• [WRITTEN TASK]:
Copy each line that contains the word "adhesives".

[Collected data entries]
☆ ☆ ☆ ☆

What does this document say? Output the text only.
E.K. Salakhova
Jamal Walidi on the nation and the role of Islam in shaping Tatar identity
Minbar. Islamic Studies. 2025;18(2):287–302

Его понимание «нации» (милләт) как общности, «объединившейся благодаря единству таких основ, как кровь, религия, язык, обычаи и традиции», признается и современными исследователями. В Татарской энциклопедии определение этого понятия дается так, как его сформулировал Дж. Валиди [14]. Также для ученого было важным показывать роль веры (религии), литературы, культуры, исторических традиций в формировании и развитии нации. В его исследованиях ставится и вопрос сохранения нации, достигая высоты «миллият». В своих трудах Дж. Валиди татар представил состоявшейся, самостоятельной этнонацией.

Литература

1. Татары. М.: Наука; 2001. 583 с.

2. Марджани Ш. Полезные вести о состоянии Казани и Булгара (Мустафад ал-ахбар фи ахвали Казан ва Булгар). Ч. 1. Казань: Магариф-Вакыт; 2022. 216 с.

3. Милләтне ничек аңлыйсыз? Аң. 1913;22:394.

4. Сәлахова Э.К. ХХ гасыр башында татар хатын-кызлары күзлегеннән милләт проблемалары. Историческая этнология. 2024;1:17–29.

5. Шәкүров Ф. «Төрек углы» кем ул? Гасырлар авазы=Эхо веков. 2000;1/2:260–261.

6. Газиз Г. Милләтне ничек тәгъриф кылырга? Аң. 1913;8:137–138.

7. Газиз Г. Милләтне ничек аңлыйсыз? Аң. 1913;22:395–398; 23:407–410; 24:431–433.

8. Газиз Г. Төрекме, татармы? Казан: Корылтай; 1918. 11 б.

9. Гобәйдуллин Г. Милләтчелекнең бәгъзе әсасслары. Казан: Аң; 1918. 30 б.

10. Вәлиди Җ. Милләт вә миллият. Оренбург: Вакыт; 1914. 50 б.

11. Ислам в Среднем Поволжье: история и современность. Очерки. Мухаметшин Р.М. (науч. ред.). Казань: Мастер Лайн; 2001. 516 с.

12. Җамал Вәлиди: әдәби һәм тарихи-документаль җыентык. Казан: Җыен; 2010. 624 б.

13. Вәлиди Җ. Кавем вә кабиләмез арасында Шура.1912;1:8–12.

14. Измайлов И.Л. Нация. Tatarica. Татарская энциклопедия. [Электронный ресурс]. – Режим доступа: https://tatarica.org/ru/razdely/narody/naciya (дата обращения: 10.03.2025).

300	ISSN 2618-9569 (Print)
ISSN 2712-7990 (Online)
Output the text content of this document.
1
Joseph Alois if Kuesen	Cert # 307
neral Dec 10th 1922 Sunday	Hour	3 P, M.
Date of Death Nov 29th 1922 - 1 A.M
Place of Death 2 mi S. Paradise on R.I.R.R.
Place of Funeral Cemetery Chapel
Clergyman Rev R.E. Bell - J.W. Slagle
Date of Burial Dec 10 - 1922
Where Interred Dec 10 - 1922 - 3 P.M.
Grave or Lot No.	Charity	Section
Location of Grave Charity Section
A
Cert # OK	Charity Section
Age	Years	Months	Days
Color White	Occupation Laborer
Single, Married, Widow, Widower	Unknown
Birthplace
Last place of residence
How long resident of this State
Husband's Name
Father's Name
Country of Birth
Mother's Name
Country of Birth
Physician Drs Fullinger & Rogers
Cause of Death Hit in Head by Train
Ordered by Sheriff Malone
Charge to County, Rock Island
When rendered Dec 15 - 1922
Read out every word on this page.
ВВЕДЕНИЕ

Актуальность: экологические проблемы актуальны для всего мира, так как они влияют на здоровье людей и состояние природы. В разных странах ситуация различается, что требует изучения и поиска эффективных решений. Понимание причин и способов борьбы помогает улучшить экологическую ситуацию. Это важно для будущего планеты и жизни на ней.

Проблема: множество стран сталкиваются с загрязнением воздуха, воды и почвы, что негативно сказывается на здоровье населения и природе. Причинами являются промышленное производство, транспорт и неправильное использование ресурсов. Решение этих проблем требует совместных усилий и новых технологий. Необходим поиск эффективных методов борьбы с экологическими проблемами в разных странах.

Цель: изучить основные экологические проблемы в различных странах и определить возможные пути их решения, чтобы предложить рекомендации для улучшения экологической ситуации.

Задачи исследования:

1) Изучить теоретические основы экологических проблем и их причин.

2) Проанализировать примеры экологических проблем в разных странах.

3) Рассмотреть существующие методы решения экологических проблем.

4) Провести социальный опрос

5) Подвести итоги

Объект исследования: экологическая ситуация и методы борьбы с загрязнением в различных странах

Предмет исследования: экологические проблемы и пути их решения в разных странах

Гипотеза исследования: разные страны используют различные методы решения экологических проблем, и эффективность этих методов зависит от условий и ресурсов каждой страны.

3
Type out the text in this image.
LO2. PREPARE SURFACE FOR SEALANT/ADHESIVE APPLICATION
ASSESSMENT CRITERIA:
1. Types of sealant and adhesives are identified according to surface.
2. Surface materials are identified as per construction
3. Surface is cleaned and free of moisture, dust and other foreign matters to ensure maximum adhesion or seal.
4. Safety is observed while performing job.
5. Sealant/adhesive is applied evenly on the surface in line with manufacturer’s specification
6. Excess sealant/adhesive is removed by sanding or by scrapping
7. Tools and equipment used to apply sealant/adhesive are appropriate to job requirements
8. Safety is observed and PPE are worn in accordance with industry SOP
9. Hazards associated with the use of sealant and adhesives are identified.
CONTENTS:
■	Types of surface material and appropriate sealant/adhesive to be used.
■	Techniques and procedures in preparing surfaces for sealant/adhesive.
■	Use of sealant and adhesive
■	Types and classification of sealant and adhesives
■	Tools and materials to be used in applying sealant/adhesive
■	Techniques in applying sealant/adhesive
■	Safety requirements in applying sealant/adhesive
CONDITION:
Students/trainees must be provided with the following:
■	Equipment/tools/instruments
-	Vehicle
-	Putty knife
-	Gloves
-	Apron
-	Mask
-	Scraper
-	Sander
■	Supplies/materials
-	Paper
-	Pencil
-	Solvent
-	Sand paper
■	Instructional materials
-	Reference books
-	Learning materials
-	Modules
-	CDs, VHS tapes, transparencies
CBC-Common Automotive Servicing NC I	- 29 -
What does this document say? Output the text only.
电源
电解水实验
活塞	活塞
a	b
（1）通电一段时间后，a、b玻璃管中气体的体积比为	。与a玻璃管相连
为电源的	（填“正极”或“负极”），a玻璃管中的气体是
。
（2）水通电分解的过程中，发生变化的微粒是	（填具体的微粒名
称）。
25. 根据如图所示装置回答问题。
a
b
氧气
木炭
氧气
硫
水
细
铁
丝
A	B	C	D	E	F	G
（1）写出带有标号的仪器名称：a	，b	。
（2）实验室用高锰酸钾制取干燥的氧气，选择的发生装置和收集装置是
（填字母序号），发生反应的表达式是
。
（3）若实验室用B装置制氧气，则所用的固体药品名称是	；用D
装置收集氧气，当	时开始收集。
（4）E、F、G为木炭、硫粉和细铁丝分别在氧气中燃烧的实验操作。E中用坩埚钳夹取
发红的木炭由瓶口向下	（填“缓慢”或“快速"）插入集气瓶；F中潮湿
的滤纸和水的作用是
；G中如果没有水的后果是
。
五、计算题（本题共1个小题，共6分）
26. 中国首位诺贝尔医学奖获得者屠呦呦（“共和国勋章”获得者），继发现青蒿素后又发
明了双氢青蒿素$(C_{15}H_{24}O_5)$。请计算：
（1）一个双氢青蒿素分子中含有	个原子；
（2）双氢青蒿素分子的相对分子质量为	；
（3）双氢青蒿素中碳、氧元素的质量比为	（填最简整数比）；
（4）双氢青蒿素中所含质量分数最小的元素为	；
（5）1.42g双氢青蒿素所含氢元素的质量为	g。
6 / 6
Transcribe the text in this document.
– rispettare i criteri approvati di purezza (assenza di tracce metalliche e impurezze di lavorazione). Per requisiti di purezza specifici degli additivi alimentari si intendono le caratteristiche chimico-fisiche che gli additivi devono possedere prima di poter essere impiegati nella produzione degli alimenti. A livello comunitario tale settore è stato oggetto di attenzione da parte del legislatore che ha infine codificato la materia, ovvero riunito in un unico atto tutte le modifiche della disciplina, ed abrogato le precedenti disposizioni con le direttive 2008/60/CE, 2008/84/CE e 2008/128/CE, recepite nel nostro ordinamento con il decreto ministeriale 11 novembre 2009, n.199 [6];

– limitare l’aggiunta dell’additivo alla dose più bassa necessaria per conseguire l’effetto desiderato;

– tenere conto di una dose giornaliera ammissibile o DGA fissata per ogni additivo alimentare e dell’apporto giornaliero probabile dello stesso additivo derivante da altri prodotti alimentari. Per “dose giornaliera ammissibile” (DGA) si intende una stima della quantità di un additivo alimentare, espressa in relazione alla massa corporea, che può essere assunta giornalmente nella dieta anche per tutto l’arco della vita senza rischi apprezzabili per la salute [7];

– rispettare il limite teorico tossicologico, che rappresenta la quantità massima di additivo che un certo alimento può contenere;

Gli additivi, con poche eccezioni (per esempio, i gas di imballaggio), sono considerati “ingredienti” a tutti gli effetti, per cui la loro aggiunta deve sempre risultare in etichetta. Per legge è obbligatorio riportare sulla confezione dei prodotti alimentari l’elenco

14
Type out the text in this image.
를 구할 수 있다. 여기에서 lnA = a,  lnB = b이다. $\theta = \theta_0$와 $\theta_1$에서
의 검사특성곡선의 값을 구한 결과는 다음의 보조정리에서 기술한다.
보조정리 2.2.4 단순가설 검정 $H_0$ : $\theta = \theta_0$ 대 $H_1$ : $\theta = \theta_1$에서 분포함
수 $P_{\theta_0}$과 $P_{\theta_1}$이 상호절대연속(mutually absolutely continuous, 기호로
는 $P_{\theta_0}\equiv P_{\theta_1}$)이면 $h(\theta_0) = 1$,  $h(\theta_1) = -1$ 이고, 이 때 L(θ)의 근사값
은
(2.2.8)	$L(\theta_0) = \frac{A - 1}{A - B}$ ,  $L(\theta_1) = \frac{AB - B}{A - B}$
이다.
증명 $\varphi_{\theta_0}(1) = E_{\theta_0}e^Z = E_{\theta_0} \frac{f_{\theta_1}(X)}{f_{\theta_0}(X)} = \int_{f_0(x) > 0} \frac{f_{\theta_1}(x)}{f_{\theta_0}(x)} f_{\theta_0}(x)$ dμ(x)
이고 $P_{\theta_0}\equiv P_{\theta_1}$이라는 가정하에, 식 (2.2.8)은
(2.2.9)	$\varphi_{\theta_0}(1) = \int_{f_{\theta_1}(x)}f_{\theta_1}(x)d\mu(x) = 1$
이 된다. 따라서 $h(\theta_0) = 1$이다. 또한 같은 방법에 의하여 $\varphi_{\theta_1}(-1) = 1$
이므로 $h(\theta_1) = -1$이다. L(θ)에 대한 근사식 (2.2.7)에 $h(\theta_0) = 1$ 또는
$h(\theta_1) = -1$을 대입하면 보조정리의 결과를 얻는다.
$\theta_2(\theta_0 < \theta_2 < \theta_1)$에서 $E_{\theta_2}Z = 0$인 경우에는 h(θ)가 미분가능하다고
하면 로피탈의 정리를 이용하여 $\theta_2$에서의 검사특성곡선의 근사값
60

☆ ☆ ☆ ☆

• [ANSWER TO THE PROBLEM]:
1. Types of sealant and adhesives are identified according to surface.
9. Hazards associated with the use of sealant and adhesives are identified.
■	Types and classification of sealant and adhesives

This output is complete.